WHAT IS ASKED — Please print every line of the records below character for character, with no changes.

== == ==

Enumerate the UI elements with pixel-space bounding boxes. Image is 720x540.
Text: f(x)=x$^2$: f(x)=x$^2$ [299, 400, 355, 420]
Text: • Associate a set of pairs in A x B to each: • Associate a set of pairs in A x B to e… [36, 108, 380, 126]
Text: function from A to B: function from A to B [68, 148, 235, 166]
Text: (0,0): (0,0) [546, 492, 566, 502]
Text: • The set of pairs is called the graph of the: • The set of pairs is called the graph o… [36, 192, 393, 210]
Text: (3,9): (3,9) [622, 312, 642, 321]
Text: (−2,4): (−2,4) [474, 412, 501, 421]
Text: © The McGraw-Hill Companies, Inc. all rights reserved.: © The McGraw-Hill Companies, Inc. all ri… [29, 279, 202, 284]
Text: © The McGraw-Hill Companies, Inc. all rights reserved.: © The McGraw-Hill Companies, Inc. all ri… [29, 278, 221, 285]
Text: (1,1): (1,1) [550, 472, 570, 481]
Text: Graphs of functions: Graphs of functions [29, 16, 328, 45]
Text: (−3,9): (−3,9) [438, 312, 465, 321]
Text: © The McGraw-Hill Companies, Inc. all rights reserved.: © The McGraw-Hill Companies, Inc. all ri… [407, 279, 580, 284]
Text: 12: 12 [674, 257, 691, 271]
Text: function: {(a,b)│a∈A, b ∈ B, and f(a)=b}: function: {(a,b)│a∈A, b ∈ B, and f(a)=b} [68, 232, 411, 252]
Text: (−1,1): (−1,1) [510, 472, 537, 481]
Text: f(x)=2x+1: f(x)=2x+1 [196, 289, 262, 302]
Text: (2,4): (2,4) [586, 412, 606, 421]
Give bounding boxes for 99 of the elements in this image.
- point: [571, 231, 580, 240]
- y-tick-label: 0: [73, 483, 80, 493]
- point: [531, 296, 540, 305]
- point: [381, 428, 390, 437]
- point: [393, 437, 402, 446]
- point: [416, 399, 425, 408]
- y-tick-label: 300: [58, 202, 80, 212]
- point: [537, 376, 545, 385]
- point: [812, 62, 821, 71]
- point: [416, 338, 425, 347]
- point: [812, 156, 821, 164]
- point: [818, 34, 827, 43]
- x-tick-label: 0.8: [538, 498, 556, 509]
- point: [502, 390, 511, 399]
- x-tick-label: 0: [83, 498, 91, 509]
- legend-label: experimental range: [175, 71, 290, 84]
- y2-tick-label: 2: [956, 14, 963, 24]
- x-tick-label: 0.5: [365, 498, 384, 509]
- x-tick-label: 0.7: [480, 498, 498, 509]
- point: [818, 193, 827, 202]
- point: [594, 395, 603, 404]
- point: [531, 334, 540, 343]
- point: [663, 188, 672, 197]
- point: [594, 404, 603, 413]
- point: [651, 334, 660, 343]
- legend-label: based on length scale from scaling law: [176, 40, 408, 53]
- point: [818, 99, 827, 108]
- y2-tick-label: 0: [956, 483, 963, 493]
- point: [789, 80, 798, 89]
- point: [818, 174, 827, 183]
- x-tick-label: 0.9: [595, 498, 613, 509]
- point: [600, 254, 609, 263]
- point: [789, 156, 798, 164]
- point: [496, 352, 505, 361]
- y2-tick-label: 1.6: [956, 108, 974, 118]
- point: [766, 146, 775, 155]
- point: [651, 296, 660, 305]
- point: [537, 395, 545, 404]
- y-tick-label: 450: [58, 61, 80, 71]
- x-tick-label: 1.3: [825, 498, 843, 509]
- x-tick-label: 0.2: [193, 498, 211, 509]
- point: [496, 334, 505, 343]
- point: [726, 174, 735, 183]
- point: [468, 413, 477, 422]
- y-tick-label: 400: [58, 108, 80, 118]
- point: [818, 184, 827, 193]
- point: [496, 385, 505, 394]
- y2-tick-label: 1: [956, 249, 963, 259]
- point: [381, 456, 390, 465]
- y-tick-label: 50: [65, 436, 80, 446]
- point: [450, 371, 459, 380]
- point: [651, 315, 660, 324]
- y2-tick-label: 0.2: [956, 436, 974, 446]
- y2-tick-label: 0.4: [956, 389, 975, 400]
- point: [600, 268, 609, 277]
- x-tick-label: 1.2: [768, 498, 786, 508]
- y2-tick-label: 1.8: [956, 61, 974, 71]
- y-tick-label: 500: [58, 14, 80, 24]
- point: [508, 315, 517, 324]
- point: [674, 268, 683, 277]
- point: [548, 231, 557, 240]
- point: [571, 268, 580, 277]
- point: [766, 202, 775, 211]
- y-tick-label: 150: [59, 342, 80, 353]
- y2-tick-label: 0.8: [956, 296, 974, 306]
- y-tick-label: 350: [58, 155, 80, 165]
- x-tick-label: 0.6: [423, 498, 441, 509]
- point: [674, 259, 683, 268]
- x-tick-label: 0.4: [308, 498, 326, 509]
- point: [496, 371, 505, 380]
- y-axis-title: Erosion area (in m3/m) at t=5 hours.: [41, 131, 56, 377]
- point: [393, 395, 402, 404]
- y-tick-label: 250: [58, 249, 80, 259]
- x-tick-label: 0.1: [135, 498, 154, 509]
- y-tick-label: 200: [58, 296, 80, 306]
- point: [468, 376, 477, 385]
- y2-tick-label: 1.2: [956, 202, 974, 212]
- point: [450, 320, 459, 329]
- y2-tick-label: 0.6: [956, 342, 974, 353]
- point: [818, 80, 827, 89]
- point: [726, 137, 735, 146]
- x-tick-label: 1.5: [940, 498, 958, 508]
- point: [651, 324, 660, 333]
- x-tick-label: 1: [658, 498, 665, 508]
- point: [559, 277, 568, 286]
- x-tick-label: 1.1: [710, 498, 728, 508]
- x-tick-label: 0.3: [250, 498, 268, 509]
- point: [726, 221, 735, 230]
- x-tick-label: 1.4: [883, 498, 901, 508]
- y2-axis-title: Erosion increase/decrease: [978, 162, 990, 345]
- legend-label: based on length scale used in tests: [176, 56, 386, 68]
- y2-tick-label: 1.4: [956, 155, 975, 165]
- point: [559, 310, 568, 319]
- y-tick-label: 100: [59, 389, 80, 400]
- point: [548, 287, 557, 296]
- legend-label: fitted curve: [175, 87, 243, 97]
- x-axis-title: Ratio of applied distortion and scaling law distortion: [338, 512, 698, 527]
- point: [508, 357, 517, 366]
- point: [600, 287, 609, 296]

== == ==

OUTPUT OF THE EXERCISE —
Enumerate the UI elements with pixel-space bounding boxes. Image is 720x540.
Text: f(x)=x$^2$: f(x)=x$^2$ [299, 400, 355, 420]
Text: • Associate a set of pairs in A x B to each: • Associate a set of pairs in A x B to e… [36, 108, 380, 126]
Text: function from A to B: function from A to B [68, 148, 235, 166]
Text: (0,0): (0,0) [546, 492, 566, 502]
Text: • The set of pairs is called the graph of the: • The set of pairs is called the graph o… [36, 192, 393, 210]
Text: (3,9): (3,9) [622, 312, 642, 321]
Text: (−2,4): (−2,4) [474, 412, 501, 421]
Text: © The McGraw-Hill Companies, Inc. all rights reserved.: © The McGraw-Hill Companies, Inc. all ri… [29, 279, 202, 284]
Text: © The McGraw-Hill Companies, Inc. all rights reserved.: © The McGraw-Hill Companies, Inc. all ri… [29, 278, 221, 285]
Text: (1,1): (1,1) [550, 472, 570, 481]
Text: Graphs of functions: Graphs of functions [29, 16, 328, 45]
Text: (−3,9): (−3,9) [438, 312, 465, 321]
Text: © The McGraw-Hill Companies, Inc. all rights reserved.: © The McGraw-Hill Companies, Inc. all ri… [407, 279, 580, 284]
Text: 12: 12 [674, 257, 691, 271]
Text: function: {(a,b)│a∈A, b ∈ B, and f(a)=b}: function: {(a,b)│a∈A, b ∈ B, and f(a)=b} [68, 232, 411, 252]
Text: (−1,1): (−1,1) [510, 472, 537, 481]
Text: f(x)=2x+1: f(x)=2x+1 [196, 289, 262, 302]
Text: (2,4): (2,4) [586, 412, 606, 421]
Give bounding boxes for 99 of the elements in this image.
- point: [571, 231, 580, 240]
- y-tick-label: 0: [73, 483, 80, 493]
- point: [531, 296, 540, 305]
- point: [381, 428, 390, 437]
- point: [393, 437, 402, 446]
- point: [416, 399, 425, 408]
- y-tick-label: 300: [58, 202, 80, 212]
- point: [537, 376, 545, 385]
- point: [812, 62, 821, 71]
- point: [416, 338, 425, 347]
- point: [812, 156, 821, 164]
- point: [818, 34, 827, 43]
- x-tick-label: 0.8: [538, 498, 556, 509]
- point: [502, 390, 511, 399]
- x-tick-label: 0: [83, 498, 91, 509]
- legend-label: experimental range: [175, 71, 290, 84]
- y2-tick-label: 2: [956, 14, 963, 24]
- x-tick-label: 0.5: [365, 498, 384, 509]
- x-tick-label: 0.7: [480, 498, 498, 509]
- point: [818, 193, 827, 202]
- point: [594, 395, 603, 404]
- point: [531, 334, 540, 343]
- point: [663, 188, 672, 197]
- point: [594, 404, 603, 413]
- point: [651, 334, 660, 343]
- legend-label: based on length scale from scaling law: [176, 40, 408, 53]
- point: [818, 99, 827, 108]
- y2-tick-label: 0: [956, 483, 963, 493]
- point: [789, 80, 798, 89]
- point: [818, 174, 827, 183]
- x-tick-label: 0.9: [595, 498, 613, 509]
- point: [600, 254, 609, 263]
- point: [789, 156, 798, 164]
- point: [496, 352, 505, 361]
- y2-tick-label: 1.6: [956, 108, 974, 118]
- point: [766, 146, 775, 155]
- point: [651, 296, 660, 305]
- point: [537, 395, 545, 404]
- y-tick-label: 450: [58, 61, 80, 71]
- x-tick-label: 1.3: [825, 498, 843, 509]
- x-tick-label: 0.2: [193, 498, 211, 509]
- point: [496, 334, 505, 343]
- point: [726, 174, 735, 183]
- point: [468, 413, 477, 422]
- y-tick-label: 400: [58, 108, 80, 118]
- point: [818, 184, 827, 193]
- point: [496, 385, 505, 394]
- y2-tick-label: 1: [956, 249, 963, 259]
- point: [381, 456, 390, 465]
- y-tick-label: 50: [65, 436, 80, 446]
- point: [450, 371, 459, 380]
- point: [651, 315, 660, 324]
- y2-tick-label: 0.2: [956, 436, 974, 446]
- y2-tick-label: 0.4: [956, 389, 975, 400]
- point: [600, 268, 609, 277]
- x-tick-label: 1.2: [768, 498, 786, 508]
- y2-tick-label: 1.8: [956, 61, 974, 71]
- y-tick-label: 500: [58, 14, 80, 24]
- point: [508, 315, 517, 324]
- point: [674, 268, 683, 277]
- point: [548, 231, 557, 240]
- point: [571, 268, 580, 277]
- point: [766, 202, 775, 211]
- y-tick-label: 150: [59, 342, 80, 353]
- y2-tick-label: 0.8: [956, 296, 974, 306]
- y-tick-label: 350: [58, 155, 80, 165]
- x-tick-label: 0.6: [423, 498, 441, 509]
- point: [674, 259, 683, 268]
- x-tick-label: 0.4: [308, 498, 326, 509]
- point: [496, 371, 505, 380]
- y-axis-title: Erosion area (in m3/m) at t=5 hours.: [41, 131, 56, 377]
- point: [393, 395, 402, 404]
- y-tick-label: 250: [58, 249, 80, 259]
- x-tick-label: 0.1: [135, 498, 154, 509]
- y-tick-label: 200: [58, 296, 80, 306]
- point: [468, 376, 477, 385]
- y2-tick-label: 1.2: [956, 202, 974, 212]
- point: [450, 320, 459, 329]
- y2-tick-label: 0.6: [956, 342, 974, 353]
- point: [818, 80, 827, 89]
- point: [726, 137, 735, 146]
- x-tick-label: 1.5: [940, 498, 958, 508]
- point: [651, 324, 660, 333]
- x-tick-label: 1: [658, 498, 665, 508]
- point: [559, 277, 568, 286]
- x-tick-label: 1.1: [710, 498, 728, 508]
- x-tick-label: 0.3: [250, 498, 268, 509]
- point: [726, 221, 735, 230]
- x-tick-label: 1.4: [883, 498, 901, 508]
- y2-axis-title: Erosion increase/decrease: [978, 162, 990, 345]
- legend-label: based on length scale used in tests: [176, 56, 386, 68]
- y2-tick-label: 1.4: [956, 155, 975, 165]
- point: [559, 310, 568, 319]
- y-tick-label: 100: [59, 389, 80, 400]
- point: [548, 287, 557, 296]
- legend-label: fitted curve: [175, 87, 243, 97]
- x-axis-title: Ratio of applied distortion and scaling law distortion: [338, 512, 698, 527]
- point: [508, 357, 517, 366]
- point: [600, 287, 609, 296]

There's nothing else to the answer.